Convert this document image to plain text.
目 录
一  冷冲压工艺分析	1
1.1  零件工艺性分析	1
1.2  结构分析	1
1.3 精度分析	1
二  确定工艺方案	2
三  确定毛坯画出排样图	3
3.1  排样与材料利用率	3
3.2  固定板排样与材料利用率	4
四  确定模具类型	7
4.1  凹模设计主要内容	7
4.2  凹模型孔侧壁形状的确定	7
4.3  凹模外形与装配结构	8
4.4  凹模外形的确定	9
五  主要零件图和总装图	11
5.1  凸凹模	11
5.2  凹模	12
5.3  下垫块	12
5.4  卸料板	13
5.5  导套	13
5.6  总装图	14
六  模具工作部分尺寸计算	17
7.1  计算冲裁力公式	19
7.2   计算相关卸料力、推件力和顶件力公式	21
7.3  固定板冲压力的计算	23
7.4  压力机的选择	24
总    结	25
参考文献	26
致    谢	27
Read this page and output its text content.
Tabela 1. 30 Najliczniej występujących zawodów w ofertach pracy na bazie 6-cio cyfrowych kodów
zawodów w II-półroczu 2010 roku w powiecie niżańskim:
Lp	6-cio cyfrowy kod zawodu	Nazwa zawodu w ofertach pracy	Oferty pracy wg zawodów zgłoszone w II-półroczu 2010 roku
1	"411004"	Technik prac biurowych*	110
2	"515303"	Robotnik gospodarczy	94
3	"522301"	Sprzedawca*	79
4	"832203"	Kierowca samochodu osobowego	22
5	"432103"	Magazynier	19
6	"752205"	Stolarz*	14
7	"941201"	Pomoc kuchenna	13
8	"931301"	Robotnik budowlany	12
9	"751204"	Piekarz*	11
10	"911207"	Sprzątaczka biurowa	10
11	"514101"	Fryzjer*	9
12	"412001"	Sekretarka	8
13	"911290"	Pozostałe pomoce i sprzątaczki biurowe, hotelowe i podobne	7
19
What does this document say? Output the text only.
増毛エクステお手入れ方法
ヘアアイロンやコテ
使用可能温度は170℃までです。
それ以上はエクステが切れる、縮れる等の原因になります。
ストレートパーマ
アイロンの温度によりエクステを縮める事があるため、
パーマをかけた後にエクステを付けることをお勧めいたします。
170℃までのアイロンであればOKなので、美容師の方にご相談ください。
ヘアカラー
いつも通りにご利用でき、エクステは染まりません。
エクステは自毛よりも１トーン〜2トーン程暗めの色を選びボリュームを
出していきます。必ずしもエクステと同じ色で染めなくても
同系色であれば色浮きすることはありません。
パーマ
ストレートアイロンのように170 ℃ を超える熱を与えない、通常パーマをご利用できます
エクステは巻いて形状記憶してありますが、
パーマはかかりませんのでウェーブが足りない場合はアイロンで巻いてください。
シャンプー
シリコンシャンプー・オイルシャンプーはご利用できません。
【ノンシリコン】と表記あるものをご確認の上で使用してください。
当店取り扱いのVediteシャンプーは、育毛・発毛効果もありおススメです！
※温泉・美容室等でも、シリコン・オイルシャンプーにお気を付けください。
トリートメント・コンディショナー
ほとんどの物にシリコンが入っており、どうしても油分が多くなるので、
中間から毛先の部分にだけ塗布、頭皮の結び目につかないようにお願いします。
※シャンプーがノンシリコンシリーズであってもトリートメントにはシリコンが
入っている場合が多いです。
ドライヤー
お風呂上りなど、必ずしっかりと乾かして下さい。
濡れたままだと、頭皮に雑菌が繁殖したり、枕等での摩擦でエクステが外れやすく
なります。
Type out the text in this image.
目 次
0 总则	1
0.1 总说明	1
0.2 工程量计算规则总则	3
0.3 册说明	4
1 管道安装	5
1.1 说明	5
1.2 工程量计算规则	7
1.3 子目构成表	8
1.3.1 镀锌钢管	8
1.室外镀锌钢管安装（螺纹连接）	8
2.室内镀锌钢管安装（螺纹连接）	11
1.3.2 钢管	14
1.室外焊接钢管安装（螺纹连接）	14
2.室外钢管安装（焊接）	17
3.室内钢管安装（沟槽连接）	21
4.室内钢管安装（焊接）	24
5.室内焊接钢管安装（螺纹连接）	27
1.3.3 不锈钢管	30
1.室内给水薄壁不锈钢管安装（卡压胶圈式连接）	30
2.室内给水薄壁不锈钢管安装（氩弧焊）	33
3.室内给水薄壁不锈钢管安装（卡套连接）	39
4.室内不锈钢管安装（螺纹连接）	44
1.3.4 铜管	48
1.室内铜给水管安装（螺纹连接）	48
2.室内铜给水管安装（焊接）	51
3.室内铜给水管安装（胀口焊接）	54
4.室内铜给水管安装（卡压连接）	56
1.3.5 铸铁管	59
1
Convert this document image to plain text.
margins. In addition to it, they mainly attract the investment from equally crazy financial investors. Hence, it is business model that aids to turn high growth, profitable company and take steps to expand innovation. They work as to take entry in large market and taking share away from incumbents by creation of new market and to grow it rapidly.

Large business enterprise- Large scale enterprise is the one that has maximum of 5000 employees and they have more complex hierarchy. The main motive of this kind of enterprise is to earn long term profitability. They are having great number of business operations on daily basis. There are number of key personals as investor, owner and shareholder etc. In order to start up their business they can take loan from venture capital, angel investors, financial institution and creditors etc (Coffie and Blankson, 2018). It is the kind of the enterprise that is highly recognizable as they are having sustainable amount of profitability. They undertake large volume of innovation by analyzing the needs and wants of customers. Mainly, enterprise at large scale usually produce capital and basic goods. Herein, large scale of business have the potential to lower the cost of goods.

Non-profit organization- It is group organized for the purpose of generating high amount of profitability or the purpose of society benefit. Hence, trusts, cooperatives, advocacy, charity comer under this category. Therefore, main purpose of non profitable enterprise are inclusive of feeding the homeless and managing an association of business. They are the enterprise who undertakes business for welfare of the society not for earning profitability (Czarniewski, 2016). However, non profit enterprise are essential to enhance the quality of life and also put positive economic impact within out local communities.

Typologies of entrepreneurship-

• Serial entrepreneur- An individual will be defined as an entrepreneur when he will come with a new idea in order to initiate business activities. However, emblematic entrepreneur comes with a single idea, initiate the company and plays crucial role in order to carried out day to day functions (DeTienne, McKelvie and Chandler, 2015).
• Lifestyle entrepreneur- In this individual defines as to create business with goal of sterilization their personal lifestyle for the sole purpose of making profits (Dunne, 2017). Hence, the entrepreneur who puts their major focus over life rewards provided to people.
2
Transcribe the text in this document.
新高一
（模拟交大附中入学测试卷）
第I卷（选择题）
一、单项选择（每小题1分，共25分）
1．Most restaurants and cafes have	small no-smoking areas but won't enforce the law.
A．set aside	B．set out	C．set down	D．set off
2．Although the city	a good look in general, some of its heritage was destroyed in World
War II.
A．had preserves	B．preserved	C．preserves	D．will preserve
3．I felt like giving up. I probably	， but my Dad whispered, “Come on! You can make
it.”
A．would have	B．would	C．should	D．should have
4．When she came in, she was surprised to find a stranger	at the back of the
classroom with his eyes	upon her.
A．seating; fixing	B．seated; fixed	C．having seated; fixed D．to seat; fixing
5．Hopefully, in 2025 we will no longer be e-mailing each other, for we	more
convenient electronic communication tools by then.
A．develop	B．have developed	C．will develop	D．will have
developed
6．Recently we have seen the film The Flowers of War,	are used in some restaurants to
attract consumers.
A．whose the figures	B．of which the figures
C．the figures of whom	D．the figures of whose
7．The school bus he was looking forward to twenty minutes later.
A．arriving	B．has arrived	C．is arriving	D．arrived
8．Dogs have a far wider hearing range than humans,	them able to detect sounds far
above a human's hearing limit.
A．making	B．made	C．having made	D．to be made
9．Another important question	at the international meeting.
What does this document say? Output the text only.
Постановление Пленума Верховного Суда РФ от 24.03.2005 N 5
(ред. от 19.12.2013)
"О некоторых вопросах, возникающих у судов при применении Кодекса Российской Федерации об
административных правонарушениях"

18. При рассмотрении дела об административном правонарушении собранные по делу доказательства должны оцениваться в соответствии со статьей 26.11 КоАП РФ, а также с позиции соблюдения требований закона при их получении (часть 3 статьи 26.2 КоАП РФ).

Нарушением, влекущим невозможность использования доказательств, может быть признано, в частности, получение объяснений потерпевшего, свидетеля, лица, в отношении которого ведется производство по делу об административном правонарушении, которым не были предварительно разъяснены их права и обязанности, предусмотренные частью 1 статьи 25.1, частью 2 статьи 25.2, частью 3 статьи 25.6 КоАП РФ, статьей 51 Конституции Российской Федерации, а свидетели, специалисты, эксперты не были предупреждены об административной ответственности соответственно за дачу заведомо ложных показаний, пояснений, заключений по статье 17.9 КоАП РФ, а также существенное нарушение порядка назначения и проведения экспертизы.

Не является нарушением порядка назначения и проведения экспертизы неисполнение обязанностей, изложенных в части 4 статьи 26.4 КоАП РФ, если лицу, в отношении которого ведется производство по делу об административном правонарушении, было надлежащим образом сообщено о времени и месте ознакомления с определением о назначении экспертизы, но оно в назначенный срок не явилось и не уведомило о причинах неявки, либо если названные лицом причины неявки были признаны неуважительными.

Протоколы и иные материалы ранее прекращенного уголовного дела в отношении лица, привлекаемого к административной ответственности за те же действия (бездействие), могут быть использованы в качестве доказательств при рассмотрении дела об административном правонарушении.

______________________________

● **What the exercise asks**
Say how many lines have the string "enterprise" in them, offering no words beyond the number.

● **Task answer**
2